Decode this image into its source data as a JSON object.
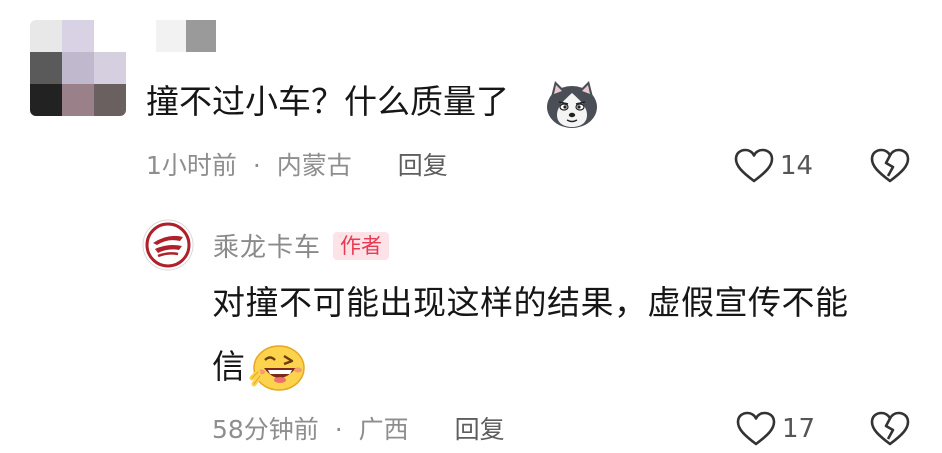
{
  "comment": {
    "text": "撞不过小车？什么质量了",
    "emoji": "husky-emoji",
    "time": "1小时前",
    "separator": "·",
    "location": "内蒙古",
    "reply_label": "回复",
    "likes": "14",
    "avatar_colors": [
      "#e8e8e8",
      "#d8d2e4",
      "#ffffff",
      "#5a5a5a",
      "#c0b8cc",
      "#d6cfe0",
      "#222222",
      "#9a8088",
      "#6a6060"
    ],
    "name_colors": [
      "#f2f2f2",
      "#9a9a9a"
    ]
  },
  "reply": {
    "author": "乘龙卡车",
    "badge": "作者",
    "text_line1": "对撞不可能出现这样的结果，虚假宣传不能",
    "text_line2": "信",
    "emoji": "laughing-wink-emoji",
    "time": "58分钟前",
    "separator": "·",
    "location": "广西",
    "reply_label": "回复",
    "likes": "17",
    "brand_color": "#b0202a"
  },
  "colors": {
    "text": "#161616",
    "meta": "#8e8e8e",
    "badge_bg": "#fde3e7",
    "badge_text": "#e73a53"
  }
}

• • •

• Request:
Select every line in the material above where the string "emoji" occurs, and copy it.

• The response:
    "emoji": "husky-emoji",
    "emoji": "laughing-wink-emoji",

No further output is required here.